→ **REQUIREMENTS**
Extract the passage on blast furnace dust control below and reproduce it word for word, in full.

→ **EXCERPT PROVIDED**
- - - - - - -

The waste gases from the blast furnace are pretreated in mass force separators (dust catchers or cyclones) and, in a second stage, finally cleaned with a high pressure scrubber or wet electrostatic precipitators. Clean gas dust concentrations from 1 to 10 mg/m3 are achieved.
Other dust emissions in the blast furnace area, particular from the burdening process, pig iron desulphurisation and the casting house must also be identified and cleaned.
Dust formation ("brown fume") in the casting house affects not only the neighbourhood but also, to a considerable extent, the workplaces. Efficient casting house dedusting systems which intercept process waste gases and peripheral emissions at the taphole, runners and cut-off points and separate dusts in horizontal electrostatic precipitators can achieve clean gas dust concentrations significantly under 50 mg/m3 (best values 7 and 12 mg/m3 and dust emission factors between 0.020 and 0.028 kg/t pig iron in blast furnace plants with a capacity of 4,000 to 6,000 t/day). As a replacement for the standard collection and cleaning methods, trials are currently in progress with the suppression of "brown fume" through inertisation with nitrogen.
In the dedusting of pig iron desulphurisation, clean gas dust concentrations of 50 mg/m3 are adhered to in both calcium carbide and soda desulphurisation, using radial flow scrubbers or electrostatic precipitators.

- - - - - - -

→ **DATA SECTION**
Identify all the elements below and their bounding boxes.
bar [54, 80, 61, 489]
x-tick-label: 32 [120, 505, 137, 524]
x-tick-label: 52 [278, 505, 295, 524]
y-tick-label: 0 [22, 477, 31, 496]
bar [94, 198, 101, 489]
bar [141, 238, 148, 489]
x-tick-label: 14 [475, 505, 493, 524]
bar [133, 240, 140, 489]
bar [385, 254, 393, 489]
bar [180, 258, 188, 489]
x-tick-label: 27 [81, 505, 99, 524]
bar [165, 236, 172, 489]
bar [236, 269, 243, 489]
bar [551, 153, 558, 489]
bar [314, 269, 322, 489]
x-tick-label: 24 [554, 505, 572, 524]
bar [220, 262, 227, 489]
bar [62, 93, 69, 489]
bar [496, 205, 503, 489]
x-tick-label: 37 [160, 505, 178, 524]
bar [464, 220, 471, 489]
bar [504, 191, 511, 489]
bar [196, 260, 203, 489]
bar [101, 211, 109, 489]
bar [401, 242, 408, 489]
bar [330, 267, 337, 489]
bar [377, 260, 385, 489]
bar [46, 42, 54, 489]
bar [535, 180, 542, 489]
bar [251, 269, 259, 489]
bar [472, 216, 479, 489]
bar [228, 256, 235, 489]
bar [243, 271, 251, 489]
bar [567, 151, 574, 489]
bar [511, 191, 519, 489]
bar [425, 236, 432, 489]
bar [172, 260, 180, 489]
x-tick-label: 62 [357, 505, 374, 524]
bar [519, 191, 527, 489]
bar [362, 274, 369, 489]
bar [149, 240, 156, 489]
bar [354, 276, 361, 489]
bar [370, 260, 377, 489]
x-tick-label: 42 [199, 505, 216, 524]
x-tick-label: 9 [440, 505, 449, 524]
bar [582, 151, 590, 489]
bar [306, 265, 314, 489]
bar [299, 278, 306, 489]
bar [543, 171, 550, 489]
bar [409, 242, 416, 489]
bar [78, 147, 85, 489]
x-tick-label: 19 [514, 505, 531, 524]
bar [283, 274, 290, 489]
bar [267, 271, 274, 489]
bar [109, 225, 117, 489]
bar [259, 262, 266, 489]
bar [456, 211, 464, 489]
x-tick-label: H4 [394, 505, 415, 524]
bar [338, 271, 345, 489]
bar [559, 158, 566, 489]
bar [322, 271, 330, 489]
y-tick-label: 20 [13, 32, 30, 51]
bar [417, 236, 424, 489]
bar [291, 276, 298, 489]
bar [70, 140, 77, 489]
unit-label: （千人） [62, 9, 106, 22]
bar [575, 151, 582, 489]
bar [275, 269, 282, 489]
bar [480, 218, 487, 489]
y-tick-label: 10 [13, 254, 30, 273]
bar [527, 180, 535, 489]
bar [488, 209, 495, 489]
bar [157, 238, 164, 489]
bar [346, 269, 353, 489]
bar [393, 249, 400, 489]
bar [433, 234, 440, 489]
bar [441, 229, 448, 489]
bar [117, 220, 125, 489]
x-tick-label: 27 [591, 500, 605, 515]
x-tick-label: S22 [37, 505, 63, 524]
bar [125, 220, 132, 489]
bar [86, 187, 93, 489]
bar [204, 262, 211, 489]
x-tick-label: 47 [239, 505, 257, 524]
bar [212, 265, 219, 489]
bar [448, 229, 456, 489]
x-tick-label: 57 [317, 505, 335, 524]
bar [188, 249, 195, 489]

- - - - - - -

→ **WRITTEN SOLUTION**
The waste gases from the blast furnace are pretreated in mass force separators (dust catchers or cyclones) and, in a second stage, finally cleaned with a high pressure scrubber or wet electrostatic precipitators. Clean gas dust concentrations from 1 to 10 mg/m3 are achieved.
Other dust emissions in the blast furnace area, particular from the burdening process, pig iron desulphurisation and the casting house must also be identified and cleaned.
Dust formation ("brown fume") in the casting house affects not only the neighbourhood but also, to a considerable extent, the workplaces. Efficient casting house dedusting systems which intercept process waste gases and peripheral emissions at the taphole, runners and cut-off points and separate dusts in horizontal electrostatic precipitators can achieve clean gas dust concentrations significantly under 50 mg/m3 (best values 7 and 12 mg/m3 and dust emission factors between 0.020 and 0.028 kg/t pig iron in blast furnace plants with a capacity of 4,000 to 6,000 t/day). As a replacement for the standard collection and cleaning methods, trials are currently in progress with the suppression of "brown fume" through inertisation with nitrogen.
In the dedusting of pig iron desulphurisation, clean gas dust concentrations of 50 mg/m3 are adhered to in both calcium carbide and soda desulphurisation, using radial flow scrubbers or electrostatic precipitators.